Zootecnia: sequestrati 28 animali in allevamento ovicaprino

Cosenza – Sequestri e sanzioni sono il bilancio dei controlli su allevamenti ovicaprini eseguiti nei giorni scorsi dai militari della stazione Carabinieri Forestale di Orsomarso unitamente al Servizio Veterinario dell’ASL di Praia a Mare, nel Cosentino. I controlli sono stati effettuati al fine di verificare la corretta gestione degli allevamenti e della relativa documentazione necessaria per la detenzione degli animali.
Nel Comune di San Nicola Arcella in località “Profondiero”, all’interno di un ricovero sono stati rinvenuti 28 animali ovini e 13 caprini, privi di marchi auricolari identificativi. Si è pertanto proceduto al sequestro cautelativo degli animali e ad elevare sanzione amministrativa di 13.000 euro al proprietario per omessa istituzione di registro di stalla e mancata registrazione aziendale. Sempre a S.Nicola Arcella nella località “Arcomagno” sono stati rinvenuti 24 animali tra ovini e caprini che pascolavano incustoditi in area percorsa dal fuoco. Dai successivi controlli è emerso che alcuni di essi erano privi di identificazione mentre altri erano di proprietà di alcuni allevatori di comuni limitrofi.

◇ ◇ ◇ ◇

Obiettivo dell'esercizio -
Prosegui l'articolo sui controlli negli allevamenti ovicaprini del Cosentino, riprendendo dopo l'ultima frase riportata.

Estratto del dataset -
◇ ◇ ◇ ◇

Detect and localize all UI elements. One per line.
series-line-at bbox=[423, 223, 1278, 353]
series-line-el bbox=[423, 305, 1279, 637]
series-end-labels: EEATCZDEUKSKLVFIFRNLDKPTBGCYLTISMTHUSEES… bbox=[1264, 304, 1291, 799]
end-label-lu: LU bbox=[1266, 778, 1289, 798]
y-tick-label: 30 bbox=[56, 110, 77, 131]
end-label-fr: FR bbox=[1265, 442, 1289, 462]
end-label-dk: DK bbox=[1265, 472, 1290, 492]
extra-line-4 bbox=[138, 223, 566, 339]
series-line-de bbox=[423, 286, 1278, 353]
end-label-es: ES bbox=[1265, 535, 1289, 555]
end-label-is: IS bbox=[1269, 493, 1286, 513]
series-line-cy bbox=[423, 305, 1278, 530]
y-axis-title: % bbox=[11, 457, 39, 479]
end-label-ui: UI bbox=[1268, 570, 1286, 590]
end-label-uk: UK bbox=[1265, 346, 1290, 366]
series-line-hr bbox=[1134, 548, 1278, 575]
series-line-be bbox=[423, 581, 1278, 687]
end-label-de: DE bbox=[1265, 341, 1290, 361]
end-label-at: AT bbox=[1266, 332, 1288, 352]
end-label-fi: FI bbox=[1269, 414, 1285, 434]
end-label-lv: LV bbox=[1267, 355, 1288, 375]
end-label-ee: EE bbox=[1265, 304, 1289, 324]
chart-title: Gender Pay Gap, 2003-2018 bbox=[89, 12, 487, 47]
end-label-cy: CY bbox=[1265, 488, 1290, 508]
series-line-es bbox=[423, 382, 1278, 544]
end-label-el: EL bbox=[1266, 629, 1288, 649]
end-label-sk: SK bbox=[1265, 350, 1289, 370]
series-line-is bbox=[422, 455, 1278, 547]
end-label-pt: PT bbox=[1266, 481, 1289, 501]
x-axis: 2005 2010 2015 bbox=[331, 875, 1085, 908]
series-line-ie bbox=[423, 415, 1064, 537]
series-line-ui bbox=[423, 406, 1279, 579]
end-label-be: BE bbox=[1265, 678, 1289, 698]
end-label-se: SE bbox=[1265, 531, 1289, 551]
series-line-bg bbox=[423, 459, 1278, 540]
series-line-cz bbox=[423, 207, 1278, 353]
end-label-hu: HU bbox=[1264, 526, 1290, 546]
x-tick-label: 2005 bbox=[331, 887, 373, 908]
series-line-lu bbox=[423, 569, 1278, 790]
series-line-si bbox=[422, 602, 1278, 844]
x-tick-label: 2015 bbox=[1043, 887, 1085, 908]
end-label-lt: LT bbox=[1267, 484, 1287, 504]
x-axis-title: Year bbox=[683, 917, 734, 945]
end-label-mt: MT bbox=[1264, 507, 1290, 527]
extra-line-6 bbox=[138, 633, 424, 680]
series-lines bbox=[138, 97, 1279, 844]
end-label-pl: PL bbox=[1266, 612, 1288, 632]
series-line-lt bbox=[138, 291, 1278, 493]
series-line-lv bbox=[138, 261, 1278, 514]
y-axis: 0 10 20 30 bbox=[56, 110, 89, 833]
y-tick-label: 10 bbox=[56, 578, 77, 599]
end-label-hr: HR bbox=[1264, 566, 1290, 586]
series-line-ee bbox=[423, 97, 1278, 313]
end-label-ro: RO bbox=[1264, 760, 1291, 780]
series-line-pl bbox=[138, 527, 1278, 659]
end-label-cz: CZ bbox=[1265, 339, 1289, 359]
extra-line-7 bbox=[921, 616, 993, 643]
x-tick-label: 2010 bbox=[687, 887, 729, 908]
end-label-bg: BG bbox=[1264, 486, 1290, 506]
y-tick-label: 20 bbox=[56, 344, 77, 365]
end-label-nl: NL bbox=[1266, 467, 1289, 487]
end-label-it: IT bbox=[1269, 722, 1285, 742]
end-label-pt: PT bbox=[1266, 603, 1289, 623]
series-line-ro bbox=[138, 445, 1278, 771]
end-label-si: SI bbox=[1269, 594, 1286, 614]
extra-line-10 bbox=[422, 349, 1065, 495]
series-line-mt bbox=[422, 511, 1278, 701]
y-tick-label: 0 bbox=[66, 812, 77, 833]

◇ ◇ ◇ ◇

Risposta qui sotto -
Anche in questo caso si è proceduto al sequestro sanitario cautelativo del gregge, al fine di impedire ogni contatto con lo stesso con altre popolazioni di animali, e in attesa di ogni necessario accertamento sanitario volto all’identificazione di eventuali malattie infettive. Gli accertamenti hanno poi portato alla denuncia di uno dei proprietari per appropriazione indebita e diffusione di malattie infettive, mentre si è constatato che altri animali erano stati ceduti senza aver fatto comunicazione al servizio veterinario competente.
Si è quindi proceduto anche a sanzionare gli ex proprietari per la mancata comunicazione. Infine, in località Santa Barbara del Comune di Scalea, si è provveduto a sottoporre a sequestro cautelativo fiduciario sette suini privi di marchi auricolari identificativi, in attesa di ogni necessario accertamento sanitario volto alla identificazione di eventuali malattie infettive. Al detentore è stata elevata una sanzione amministrativa di 430euro.